_What to produce:_ Extract all of the entries and give them again, word for word.

_Record excerpts:_
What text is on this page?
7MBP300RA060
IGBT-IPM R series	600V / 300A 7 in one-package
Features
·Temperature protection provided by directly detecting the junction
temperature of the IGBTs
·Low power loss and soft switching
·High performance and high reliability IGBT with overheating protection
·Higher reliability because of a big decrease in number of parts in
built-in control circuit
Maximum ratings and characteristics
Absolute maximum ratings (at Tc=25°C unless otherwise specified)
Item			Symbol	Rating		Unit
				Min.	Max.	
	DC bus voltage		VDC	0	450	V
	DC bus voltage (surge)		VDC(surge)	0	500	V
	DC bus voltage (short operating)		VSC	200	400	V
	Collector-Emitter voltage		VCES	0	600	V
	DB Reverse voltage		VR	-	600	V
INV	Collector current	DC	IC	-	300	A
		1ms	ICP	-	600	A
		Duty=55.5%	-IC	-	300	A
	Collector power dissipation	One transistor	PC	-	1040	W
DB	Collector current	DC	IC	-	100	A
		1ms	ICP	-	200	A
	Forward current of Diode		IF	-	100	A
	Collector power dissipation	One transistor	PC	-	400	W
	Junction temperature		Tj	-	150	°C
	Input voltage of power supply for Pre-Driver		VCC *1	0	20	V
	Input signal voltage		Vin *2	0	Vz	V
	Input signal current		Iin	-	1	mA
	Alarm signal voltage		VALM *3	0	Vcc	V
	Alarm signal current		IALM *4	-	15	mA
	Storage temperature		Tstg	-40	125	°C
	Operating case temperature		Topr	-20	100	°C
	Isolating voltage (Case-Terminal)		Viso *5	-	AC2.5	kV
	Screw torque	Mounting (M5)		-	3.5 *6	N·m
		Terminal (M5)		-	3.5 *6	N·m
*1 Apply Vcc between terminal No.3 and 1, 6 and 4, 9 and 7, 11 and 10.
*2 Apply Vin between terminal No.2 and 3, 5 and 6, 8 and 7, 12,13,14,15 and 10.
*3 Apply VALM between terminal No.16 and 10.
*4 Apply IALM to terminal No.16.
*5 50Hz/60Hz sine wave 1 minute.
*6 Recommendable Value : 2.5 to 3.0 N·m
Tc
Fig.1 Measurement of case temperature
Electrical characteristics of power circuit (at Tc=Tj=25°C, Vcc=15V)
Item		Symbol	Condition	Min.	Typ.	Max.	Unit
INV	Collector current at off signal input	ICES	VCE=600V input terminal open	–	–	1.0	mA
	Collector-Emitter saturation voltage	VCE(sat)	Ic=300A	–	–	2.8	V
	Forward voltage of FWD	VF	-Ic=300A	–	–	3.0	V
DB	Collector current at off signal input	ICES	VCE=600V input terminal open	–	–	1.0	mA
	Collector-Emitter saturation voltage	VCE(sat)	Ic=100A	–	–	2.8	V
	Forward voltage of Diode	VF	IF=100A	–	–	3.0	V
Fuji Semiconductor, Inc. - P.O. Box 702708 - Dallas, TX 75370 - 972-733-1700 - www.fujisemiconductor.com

_Result:_
What text is on this page?
7MBP300RA060
IGBT-IPM R series	600V / 300A 7 in one-package
Features
·Temperature protection provided by directly detecting the junction
temperature of the IGBTs
·Low power loss and soft switching
·High performance and high reliability IGBT with overheating protection
·Higher reliability because of a big decrease in number of parts in
built-in control circuit
Maximum ratings and characteristics
Absolute maximum ratings (at Tc=25°C unless otherwise specified)
Item			Symbol	Rating		Unit
				Min.	Max.	
	DC bus voltage		VDC	0	450	V
	DC bus voltage (surge)		VDC(surge)	0	500	V
	DC bus voltage (short operating)		VSC	200	400	V
	Collector-Emitter voltage		VCES	0	600	V
	DB Reverse voltage		VR	-	600	V
INV	Collector current	DC	IC	-	300	A
		1ms	ICP	-	600	A
		Duty=55.5%	-IC	-	300	A
	Collector power dissipation	One transistor	PC	-	1040	W
DB	Collector current	DC	IC	-	100	A
		1ms	ICP	-	200	A
	Forward current of Diode		IF	-	100	A
	Collector power dissipation	One transistor	PC	-	400	W
	Junction temperature		Tj	-	150	°C
	Input voltage of power supply for Pre-Driver		VCC *1	0	20	V
	Input signal voltage		Vin *2	0	Vz	V
	Input signal current		Iin	-	1	mA
	Alarm signal voltage		VALM *3	0	Vcc	V
	Alarm signal current		IALM *4	-	15	mA
	Storage temperature		Tstg	-40	125	°C
	Operating case temperature		Topr	-20	100	°C
	Isolating voltage (Case-Terminal)		Viso *5	-	AC2.5	kV
	Screw torque	Mounting (M5)		-	3.5 *6	N·m
		Terminal (M5)		-	3.5 *6	N·m
*1 Apply Vcc between terminal No.3 and 1, 6 and 4, 9 and 7, 11 and 10.
*2 Apply Vin between terminal No.2 and 3, 5 and 6, 8 and 7, 12,13,14,15 and 10.
*3 Apply VALM between terminal No.16 and 10.
*4 Apply IALM to terminal No.16.
*5 50Hz/60Hz sine wave 1 minute.
*6 Recommendable Value : 2.5 to 3.0 N·m
Tc
Fig.1 Measurement of case temperature
Electrical characteristics of power circuit (at Tc=Tj=25°C, Vcc=15V)
Item		Symbol	Condition	Min.	Typ.	Max.	Unit
INV	Collector current at off signal input	ICES	VCE=600V input terminal open	–	–	1.0	mA
	Collector-Emitter saturation voltage	VCE(sat)	Ic=300A	–	–	2.8	V
	Forward voltage of FWD	VF	-Ic=300A	–	–	3.0	V
DB	Collector current at off signal input	ICES	VCE=600V input terminal open	–	–	1.0	mA
	Collector-Emitter saturation voltage	VCE(sat)	Ic=100A	–	–	2.8	V
	Forward voltage of Diode	VF	IF=100A	–	–	3.0	V
Fuji Semiconductor, Inc. - P.O. Box 702708 - Dallas, TX 75370 - 972-733-1700 - www.fujisemiconductor.com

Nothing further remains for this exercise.